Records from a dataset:
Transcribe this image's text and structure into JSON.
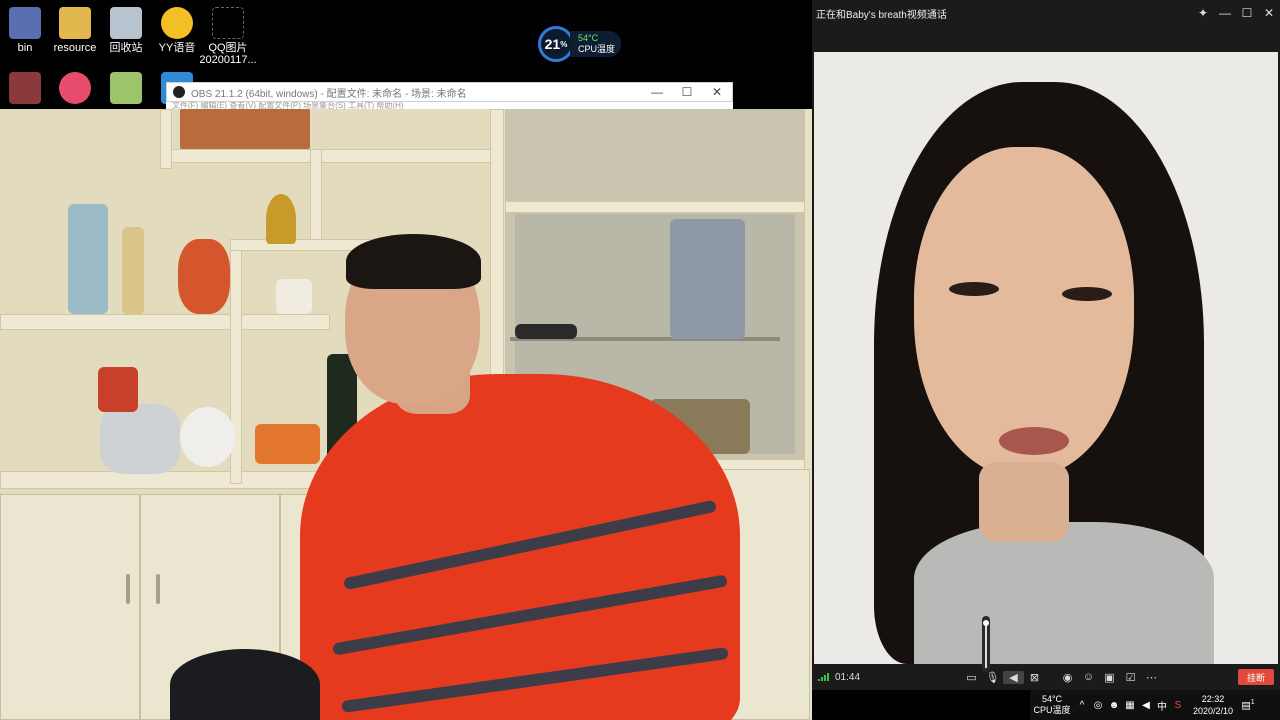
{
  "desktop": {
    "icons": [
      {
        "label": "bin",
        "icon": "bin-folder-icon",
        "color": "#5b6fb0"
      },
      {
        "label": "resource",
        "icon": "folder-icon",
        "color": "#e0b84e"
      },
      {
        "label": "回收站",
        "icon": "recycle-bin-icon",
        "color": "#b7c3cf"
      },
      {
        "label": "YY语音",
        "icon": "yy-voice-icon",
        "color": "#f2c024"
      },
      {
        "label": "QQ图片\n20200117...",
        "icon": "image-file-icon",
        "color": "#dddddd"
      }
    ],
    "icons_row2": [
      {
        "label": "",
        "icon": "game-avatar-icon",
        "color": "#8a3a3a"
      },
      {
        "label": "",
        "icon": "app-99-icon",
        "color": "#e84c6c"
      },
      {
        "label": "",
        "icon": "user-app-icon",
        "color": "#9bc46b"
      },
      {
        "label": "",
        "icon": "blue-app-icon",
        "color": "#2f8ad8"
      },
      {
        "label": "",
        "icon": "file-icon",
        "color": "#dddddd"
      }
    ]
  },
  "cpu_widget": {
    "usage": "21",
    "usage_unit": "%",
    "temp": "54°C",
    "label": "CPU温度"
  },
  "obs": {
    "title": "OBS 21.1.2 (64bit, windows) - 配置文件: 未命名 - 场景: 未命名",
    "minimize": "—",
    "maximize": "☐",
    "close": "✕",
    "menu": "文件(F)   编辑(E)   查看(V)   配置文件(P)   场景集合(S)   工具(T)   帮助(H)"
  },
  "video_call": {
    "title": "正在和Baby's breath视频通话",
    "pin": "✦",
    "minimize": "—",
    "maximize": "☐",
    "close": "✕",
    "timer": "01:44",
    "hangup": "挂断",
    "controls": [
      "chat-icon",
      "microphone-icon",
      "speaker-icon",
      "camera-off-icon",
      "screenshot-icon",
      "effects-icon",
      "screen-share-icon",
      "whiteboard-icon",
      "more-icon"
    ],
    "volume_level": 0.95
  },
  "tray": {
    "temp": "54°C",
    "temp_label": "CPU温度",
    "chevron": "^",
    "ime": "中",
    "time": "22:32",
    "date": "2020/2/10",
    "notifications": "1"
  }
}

Given task
Find the lines that include the string "color", then copy each of them.

Task answer
        "color": "#5b6fb0"
        "color": "#e0b84e"
        "color": "#b7c3cf"
        "color": "#f2c024"
        "color": "#dddddd"
        "color": "#8a3a3a"
        "color": "#e84c6c"
        "color": "#9bc46b"
        "color": "#2f8ad8"
        "color": "#dddddd"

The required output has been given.